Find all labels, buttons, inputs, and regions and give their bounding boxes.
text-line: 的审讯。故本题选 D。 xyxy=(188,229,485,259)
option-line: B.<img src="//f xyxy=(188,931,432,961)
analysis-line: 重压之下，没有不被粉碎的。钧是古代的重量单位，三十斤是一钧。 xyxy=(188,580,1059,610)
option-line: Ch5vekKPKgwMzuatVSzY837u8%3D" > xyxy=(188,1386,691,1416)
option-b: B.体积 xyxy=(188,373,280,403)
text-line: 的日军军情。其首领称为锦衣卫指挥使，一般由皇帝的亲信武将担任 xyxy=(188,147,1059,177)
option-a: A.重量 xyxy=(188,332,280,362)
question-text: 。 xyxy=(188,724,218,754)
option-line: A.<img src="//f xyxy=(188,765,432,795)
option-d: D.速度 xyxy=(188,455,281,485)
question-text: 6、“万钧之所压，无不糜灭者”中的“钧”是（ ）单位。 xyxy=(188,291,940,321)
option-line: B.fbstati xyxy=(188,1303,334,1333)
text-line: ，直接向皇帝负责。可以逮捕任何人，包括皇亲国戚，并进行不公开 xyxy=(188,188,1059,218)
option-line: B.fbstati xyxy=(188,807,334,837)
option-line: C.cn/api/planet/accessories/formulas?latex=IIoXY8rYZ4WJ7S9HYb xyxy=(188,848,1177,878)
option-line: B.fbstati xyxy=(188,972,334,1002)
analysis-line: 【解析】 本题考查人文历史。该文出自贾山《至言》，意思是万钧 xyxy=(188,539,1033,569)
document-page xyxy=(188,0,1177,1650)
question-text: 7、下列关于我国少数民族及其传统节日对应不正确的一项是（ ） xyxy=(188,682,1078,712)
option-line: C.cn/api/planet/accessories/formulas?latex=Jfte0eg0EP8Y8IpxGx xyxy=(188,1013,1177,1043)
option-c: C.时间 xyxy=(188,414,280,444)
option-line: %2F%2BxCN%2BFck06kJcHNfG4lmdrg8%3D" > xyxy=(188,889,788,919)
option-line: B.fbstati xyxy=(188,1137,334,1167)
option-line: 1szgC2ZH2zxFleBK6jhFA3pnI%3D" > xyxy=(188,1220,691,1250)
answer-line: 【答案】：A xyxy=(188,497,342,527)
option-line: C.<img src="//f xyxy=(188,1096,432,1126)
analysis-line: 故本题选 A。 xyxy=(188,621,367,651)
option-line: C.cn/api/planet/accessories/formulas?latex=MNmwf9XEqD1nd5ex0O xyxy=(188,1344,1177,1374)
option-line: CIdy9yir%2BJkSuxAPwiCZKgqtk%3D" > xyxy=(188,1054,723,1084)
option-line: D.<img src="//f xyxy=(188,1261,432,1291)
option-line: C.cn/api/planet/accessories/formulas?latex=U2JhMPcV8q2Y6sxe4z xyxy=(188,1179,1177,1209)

········

§ **The task**
Can you return every line of the records above verbatim, without changing anything?

§ **Result of the task**
Find all labels, buttons, inputs, and regions and give their bounding boxes.
text-line: 的审讯。故本题选 D。 xyxy=(188,229,485,259)
option-line: B.<img src="//f xyxy=(188,931,432,961)
analysis-line: 重压之下，没有不被粉碎的。钧是古代的重量单位，三十斤是一钧。 xyxy=(188,580,1059,610)
option-line: Ch5vekKPKgwMzuatVSzY837u8%3D" > xyxy=(188,1386,691,1416)
option-b: B.体积 xyxy=(188,373,280,403)
text-line: 的日军军情。其首领称为锦衣卫指挥使，一般由皇帝的亲信武将担任 xyxy=(188,147,1059,177)
option-a: A.重量 xyxy=(188,332,280,362)
question-text: 。 xyxy=(188,724,218,754)
option-line: A.<img src="//f xyxy=(188,765,432,795)
option-d: D.速度 xyxy=(188,455,281,485)
question-text: 6、“万钧之所压，无不糜灭者”中的“钧”是（ ）单位。 xyxy=(188,291,940,321)
option-line: B.fbstati xyxy=(188,1303,334,1333)
text-line: ，直接向皇帝负责。可以逮捕任何人，包括皇亲国戚，并进行不公开 xyxy=(188,188,1059,218)
option-line: B.fbstati xyxy=(188,807,334,837)
option-line: C.cn/api/planet/accessories/formulas?latex=IIoXY8rYZ4WJ7S9HYb xyxy=(188,848,1177,878)
option-line: B.fbstati xyxy=(188,972,334,1002)
analysis-line: 【解析】 本题考查人文历史。该文出自贾山《至言》，意思是万钧 xyxy=(188,539,1033,569)
document-page xyxy=(188,0,1177,1650)
question-text: 7、下列关于我国少数民族及其传统节日对应不正确的一项是（ ） xyxy=(188,682,1078,712)
option-line: C.cn/api/planet/accessories/formulas?latex=Jfte0eg0EP8Y8IpxGx xyxy=(188,1013,1177,1043)
option-c: C.时间 xyxy=(188,414,280,444)
option-line: %2F%2BxCN%2BFck06kJcHNfG4lmdrg8%3D" > xyxy=(188,889,788,919)
option-line: B.fbstati xyxy=(188,1137,334,1167)
option-line: 1szgC2ZH2zxFleBK6jhFA3pnI%3D" > xyxy=(188,1220,691,1250)
answer-line: 【答案】：A xyxy=(188,497,342,527)
option-line: C.<img src="//f xyxy=(188,1096,432,1126)
analysis-line: 故本题选 A。 xyxy=(188,621,367,651)
option-line: C.cn/api/planet/accessories/formulas?latex=MNmwf9XEqD1nd5ex0O xyxy=(188,1344,1177,1374)
option-line: CIdy9yir%2BJkSuxAPwiCZKgqtk%3D" > xyxy=(188,1054,723,1084)
option-line: D.<img src="//f xyxy=(188,1261,432,1291)
option-line: C.cn/api/planet/accessories/formulas?latex=U2JhMPcV8q2Y6sxe4z xyxy=(188,1179,1177,1209)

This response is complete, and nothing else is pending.